Entries from a visual dataset
######

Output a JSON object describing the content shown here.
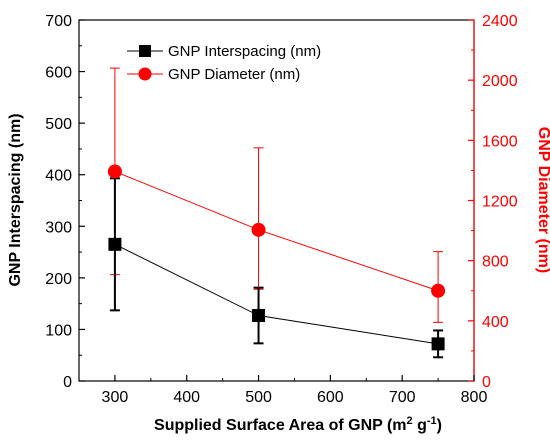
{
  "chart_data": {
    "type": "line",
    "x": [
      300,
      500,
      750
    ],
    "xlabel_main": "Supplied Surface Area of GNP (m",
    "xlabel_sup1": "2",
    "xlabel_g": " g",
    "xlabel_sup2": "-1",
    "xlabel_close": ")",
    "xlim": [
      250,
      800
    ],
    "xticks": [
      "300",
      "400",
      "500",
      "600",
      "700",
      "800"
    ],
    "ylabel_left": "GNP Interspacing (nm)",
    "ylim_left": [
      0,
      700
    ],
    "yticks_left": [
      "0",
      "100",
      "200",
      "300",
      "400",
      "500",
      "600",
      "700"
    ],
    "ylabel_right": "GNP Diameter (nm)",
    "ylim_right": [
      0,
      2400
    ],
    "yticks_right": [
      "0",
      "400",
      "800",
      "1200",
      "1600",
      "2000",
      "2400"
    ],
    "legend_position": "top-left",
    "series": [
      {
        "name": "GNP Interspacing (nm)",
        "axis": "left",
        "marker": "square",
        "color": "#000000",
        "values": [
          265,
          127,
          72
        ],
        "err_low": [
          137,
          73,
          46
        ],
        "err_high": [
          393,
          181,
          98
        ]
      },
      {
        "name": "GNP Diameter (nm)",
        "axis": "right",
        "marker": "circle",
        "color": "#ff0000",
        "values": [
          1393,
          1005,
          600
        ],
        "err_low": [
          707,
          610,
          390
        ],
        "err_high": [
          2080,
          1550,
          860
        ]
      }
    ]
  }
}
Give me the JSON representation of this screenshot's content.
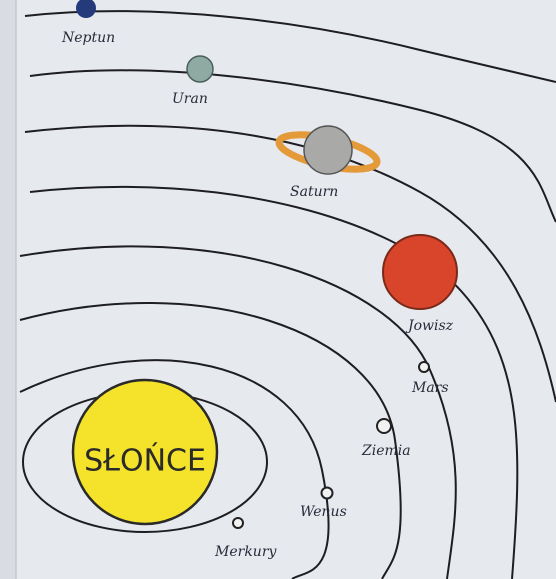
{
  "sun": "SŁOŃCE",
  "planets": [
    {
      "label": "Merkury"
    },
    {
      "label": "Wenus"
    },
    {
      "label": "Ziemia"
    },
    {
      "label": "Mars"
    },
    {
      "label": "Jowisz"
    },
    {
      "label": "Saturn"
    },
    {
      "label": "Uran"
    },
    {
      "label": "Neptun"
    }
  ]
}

######

| Exercise objective |
Every line of the data should be copied as it stands, without the images.

| Result |
Output a JSON object describing the content shown here.
{
  "chart_data": {
    "type": "line",
    "x": [
      300,
      500,
      750
    ],
    "xlabel_main": "Supplied Surface Area of GNP (m",
    "xlabel_sup1": "2",
    "xlabel_g": " g",
    "xlabel_sup2": "-1",
    "xlabel_close": ")",
    "xlim": [
      250,
      800
    ],
    "xticks": [
      "300",
      "400",
      "500",
      "600",
      "700",
      "800"
    ],
    "ylabel_left": "GNP Interspacing (nm)",
    "ylim_left": [
      0,
      700
    ],
    "yticks_left": [
      "0",
      "100",
      "200",
      "300",
      "400",
      "500",
      "600",
      "700"
    ],
    "ylabel_right": "GNP Diameter (nm)",
    "ylim_right": [
      0,
      2400
    ],
    "yticks_right": [
      "0",
      "400",
      "800",
      "1200",
      "1600",
      "2000",
      "2400"
    ],
    "legend_position": "top-left",
    "series": [
      {
        "name": "GNP Interspacing (nm)",
        "axis": "left",
        "marker": "square",
        "color": "#000000",
        "values": [
          265,
          127,
          72
        ],
        "err_low": [
          137,
          73,
          46
        ],
        "err_high": [
          393,
          181,
          98
        ]
      },
      {
        "name": "GNP Diameter (nm)",
        "axis": "right",
        "marker": "circle",
        "color": "#ff0000",
        "values": [
          1393,
          1005,
          600
        ],
        "err_low": [
          707,
          610,
          390
        ],
        "err_high": [
          2080,
          1550,
          860
        ]
      }
    ]
  }
}
Give me the JSON representation of this screenshot's content.
{
  "sun": "SŁOŃCE",
  "planets": [
    {
      "label": "Merkury"
    },
    {
      "label": "Wenus"
    },
    {
      "label": "Ziemia"
    },
    {
      "label": "Mars"
    },
    {
      "label": "Jowisz"
    },
    {
      "label": "Saturn"
    },
    {
      "label": "Uran"
    },
    {
      "label": "Neptun"
    }
  ]
}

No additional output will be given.